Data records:
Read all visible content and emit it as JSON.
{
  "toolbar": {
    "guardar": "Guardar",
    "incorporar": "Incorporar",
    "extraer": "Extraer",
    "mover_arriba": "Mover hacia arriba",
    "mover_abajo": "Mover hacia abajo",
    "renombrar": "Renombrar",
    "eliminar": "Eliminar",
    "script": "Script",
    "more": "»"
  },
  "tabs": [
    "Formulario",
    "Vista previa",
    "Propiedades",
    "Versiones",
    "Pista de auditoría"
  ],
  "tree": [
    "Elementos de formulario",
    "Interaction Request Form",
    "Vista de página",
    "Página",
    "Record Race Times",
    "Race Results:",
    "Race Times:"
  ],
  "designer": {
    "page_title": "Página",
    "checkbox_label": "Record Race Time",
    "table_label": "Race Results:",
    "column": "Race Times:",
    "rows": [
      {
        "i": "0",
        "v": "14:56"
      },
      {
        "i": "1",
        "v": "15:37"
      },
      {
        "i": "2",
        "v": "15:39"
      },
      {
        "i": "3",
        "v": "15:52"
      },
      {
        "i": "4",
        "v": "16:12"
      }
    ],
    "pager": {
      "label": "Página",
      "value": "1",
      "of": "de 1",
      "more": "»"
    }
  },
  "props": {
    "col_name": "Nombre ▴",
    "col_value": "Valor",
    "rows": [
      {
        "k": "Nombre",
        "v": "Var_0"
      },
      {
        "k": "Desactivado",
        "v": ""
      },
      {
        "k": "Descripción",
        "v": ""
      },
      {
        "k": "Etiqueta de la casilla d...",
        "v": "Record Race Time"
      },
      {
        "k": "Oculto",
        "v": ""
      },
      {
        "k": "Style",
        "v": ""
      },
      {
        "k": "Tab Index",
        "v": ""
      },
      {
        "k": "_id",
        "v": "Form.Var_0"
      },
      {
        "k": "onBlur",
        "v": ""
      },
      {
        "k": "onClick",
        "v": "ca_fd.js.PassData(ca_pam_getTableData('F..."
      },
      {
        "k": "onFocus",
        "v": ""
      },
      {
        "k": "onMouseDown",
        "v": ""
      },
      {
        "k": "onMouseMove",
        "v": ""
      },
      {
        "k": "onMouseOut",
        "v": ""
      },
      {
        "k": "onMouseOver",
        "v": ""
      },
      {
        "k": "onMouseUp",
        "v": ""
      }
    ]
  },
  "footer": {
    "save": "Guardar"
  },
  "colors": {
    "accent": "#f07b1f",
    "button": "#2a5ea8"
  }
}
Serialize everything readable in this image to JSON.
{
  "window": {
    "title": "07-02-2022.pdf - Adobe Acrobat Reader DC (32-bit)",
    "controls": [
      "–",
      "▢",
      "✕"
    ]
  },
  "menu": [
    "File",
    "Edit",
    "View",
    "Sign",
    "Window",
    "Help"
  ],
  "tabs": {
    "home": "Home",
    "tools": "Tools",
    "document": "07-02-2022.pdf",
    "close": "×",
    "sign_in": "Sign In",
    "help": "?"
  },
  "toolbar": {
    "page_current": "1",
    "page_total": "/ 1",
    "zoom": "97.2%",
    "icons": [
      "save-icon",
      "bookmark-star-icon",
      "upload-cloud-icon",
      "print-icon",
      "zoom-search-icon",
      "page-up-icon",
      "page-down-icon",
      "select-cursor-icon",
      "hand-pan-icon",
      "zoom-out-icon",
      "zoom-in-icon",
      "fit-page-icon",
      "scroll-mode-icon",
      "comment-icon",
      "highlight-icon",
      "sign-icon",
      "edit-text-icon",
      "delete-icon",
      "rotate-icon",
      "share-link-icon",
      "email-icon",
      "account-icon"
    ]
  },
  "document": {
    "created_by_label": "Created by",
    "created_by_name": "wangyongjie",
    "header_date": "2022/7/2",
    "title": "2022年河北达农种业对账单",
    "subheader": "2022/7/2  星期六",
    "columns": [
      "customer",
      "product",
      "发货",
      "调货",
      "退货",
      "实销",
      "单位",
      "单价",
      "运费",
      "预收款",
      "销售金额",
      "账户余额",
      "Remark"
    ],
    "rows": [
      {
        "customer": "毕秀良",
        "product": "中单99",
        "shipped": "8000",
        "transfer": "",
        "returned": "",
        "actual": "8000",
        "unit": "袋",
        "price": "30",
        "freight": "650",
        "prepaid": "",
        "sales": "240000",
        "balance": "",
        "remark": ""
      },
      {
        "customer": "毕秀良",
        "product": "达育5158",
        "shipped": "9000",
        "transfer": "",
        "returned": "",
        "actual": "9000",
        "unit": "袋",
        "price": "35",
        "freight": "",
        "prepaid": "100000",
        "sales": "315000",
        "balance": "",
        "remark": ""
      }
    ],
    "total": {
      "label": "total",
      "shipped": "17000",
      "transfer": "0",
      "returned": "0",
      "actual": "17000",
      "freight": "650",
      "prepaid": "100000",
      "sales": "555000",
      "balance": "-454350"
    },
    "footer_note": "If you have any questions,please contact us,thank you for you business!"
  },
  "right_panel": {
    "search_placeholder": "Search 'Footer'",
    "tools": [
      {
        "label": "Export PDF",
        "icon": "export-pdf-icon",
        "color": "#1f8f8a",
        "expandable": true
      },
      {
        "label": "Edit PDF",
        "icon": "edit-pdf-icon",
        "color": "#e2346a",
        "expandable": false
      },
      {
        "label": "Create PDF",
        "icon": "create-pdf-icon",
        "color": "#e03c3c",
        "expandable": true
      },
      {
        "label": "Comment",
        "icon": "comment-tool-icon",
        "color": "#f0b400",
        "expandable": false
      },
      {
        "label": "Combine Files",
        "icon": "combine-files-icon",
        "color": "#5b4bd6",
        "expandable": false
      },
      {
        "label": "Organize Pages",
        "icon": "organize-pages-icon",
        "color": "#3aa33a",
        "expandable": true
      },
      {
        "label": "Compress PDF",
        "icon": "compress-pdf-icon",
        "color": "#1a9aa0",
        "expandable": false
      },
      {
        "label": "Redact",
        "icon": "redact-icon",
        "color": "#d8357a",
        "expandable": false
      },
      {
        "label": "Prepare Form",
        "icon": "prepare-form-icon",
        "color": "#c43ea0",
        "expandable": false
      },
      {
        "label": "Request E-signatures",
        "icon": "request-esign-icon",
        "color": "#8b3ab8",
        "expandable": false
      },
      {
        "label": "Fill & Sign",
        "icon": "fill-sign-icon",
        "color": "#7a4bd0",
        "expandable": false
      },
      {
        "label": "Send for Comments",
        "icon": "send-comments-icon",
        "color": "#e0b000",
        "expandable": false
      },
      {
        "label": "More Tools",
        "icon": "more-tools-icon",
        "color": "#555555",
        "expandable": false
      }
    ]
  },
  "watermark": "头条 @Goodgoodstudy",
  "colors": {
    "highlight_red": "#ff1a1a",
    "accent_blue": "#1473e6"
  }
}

> [What you are asked to do]: Type out the full listing again, exactly as given.

> [Finished answer]:
Read all visible content and emit it as JSON.
{
  "toolbar": {
    "guardar": "Guardar",
    "incorporar": "Incorporar",
    "extraer": "Extraer",
    "mover_arriba": "Mover hacia arriba",
    "mover_abajo": "Mover hacia abajo",
    "renombrar": "Renombrar",
    "eliminar": "Eliminar",
    "script": "Script",
    "more": "»"
  },
  "tabs": [
    "Formulario",
    "Vista previa",
    "Propiedades",
    "Versiones",
    "Pista de auditoría"
  ],
  "tree": [
    "Elementos de formulario",
    "Interaction Request Form",
    "Vista de página",
    "Página",
    "Record Race Times",
    "Race Results:",
    "Race Times:"
  ],
  "designer": {
    "page_title": "Página",
    "checkbox_label": "Record Race Time",
    "table_label": "Race Results:",
    "column": "Race Times:",
    "rows": [
      {
        "i": "0",
        "v": "14:56"
      },
      {
        "i": "1",
        "v": "15:37"
      },
      {
        "i": "2",
        "v": "15:39"
      },
      {
        "i": "3",
        "v": "15:52"
      },
      {
        "i": "4",
        "v": "16:12"
      }
    ],
    "pager": {
      "label": "Página",
      "value": "1",
      "of": "de 1",
      "more": "»"
    }
  },
  "props": {
    "col_name": "Nombre ▴",
    "col_value": "Valor",
    "rows": [
      {
        "k": "Nombre",
        "v": "Var_0"
      },
      {
        "k": "Desactivado",
        "v": ""
      },
      {
        "k": "Descripción",
        "v": ""
      },
      {
        "k": "Etiqueta de la casilla d...",
        "v": "Record Race Time"
      },
      {
        "k": "Oculto",
        "v": ""
      },
      {
        "k": "Style",
        "v": ""
      },
      {
        "k": "Tab Index",
        "v": ""
      },
      {
        "k": "_id",
        "v": "Form.Var_0"
      },
      {
        "k": "onBlur",
        "v": ""
      },
      {
        "k": "onClick",
        "v": "ca_fd.js.PassData(ca_pam_getTableData('F..."
      },
      {
        "k": "onFocus",
        "v": ""
      },
      {
        "k": "onMouseDown",
        "v": ""
      },
      {
        "k": "onMouseMove",
        "v": ""
      },
      {
        "k": "onMouseOut",
        "v": ""
      },
      {
        "k": "onMouseOver",
        "v": ""
      },
      {
        "k": "onMouseUp",
        "v": ""
      }
    ]
  },
  "footer": {
    "save": "Guardar"
  },
  "colors": {
    "accent": "#f07b1f",
    "button": "#2a5ea8"
  }
}
Serialize everything readable in this image to JSON.
{
  "window": {
    "title": "07-02-2022.pdf - Adobe Acrobat Reader DC (32-bit)",
    "controls": [
      "–",
      "▢",
      "✕"
    ]
  },
  "menu": [
    "File",
    "Edit",
    "View",
    "Sign",
    "Window",
    "Help"
  ],
  "tabs": {
    "home": "Home",
    "tools": "Tools",
    "document": "07-02-2022.pdf",
    "close": "×",
    "sign_in": "Sign In",
    "help": "?"
  },
  "toolbar": {
    "page_current": "1",
    "page_total": "/ 1",
    "zoom": "97.2%",
    "icons": [
      "save-icon",
      "bookmark-star-icon",
      "upload-cloud-icon",
      "print-icon",
      "zoom-search-icon",
      "page-up-icon",
      "page-down-icon",
      "select-cursor-icon",
      "hand-pan-icon",
      "zoom-out-icon",
      "zoom-in-icon",
      "fit-page-icon",
      "scroll-mode-icon",
      "comment-icon",
      "highlight-icon",
      "sign-icon",
      "edit-text-icon",
      "delete-icon",
      "rotate-icon",
      "share-link-icon",
      "email-icon",
      "account-icon"
    ]
  },
  "document": {
    "created_by_label": "Created by",
    "created_by_name": "wangyongjie",
    "header_date": "2022/7/2",
    "title": "2022年河北达农种业对账单",
    "subheader": "2022/7/2  星期六",
    "columns": [
      "customer",
      "product",
      "发货",
      "调货",
      "退货",
      "实销",
      "单位",
      "单价",
      "运费",
      "预收款",
      "销售金额",
      "账户余额",
      "Remark"
    ],
    "rows": [
      {
        "customer": "毕秀良",
        "product": "中单99",
        "shipped": "8000",
        "transfer": "",
        "returned": "",
        "actual": "8000",
        "unit": "袋",
        "price": "30",
        "freight": "650",
        "prepaid": "",
        "sales": "240000",
        "balance": "",
        "remark": ""
      },
      {
        "customer": "毕秀良",
        "product": "达育5158",
        "shipped": "9000",
        "transfer": "",
        "returned": "",
        "actual": "9000",
        "unit": "袋",
        "price": "35",
        "freight": "",
        "prepaid": "100000",
        "sales": "315000",
        "balance": "",
        "remark": ""
      }
    ],
    "total": {
      "label": "total",
      "shipped": "17000",
      "transfer": "0",
      "returned": "0",
      "actual": "17000",
      "freight": "650",
      "prepaid": "100000",
      "sales": "555000",
      "balance": "-454350"
    },
    "footer_note": "If you have any questions,please contact us,thank you for you business!"
  },
  "right_panel": {
    "search_placeholder": "Search 'Footer'",
    "tools": [
      {
        "label": "Export PDF",
        "icon": "export-pdf-icon",
        "color": "#1f8f8a",
        "expandable": true
      },
      {
        "label": "Edit PDF",
        "icon": "edit-pdf-icon",
        "color": "#e2346a",
        "expandable": false
      },
      {
        "label": "Create PDF",
        "icon": "create-pdf-icon",
        "color": "#e03c3c",
        "expandable": true
      },
      {
        "label": "Comment",
        "icon": "comment-tool-icon",
        "color": "#f0b400",
        "expandable": false
      },
      {
        "label": "Combine Files",
        "icon": "combine-files-icon",
        "color": "#5b4bd6",
        "expandable": false
      },
      {
        "label": "Organize Pages",
        "icon": "organize-pages-icon",
        "color": "#3aa33a",
        "expandable": true
      },
      {
        "label": "Compress PDF",
        "icon": "compress-pdf-icon",
        "color": "#1a9aa0",
        "expandable": false
      },
      {
        "label": "Redact",
        "icon": "redact-icon",
        "color": "#d8357a",
        "expandable": false
      },
      {
        "label": "Prepare Form",
        "icon": "prepare-form-icon",
        "color": "#c43ea0",
        "expandable": false
      },
      {
        "label": "Request E-signatures",
        "icon": "request-esign-icon",
        "color": "#8b3ab8",
        "expandable": false
      },
      {
        "label": "Fill & Sign",
        "icon": "fill-sign-icon",
        "color": "#7a4bd0",
        "expandable": false
      },
      {
        "label": "Send for Comments",
        "icon": "send-comments-icon",
        "color": "#e0b000",
        "expandable": false
      },
      {
        "label": "More Tools",
        "icon": "more-tools-icon",
        "color": "#555555",
        "expandable": false
      }
    ]
  },
  "watermark": "头条 @Goodgoodstudy",
  "colors": {
    "highlight_red": "#ff1a1a",
    "accent_blue": "#1473e6"
  }
}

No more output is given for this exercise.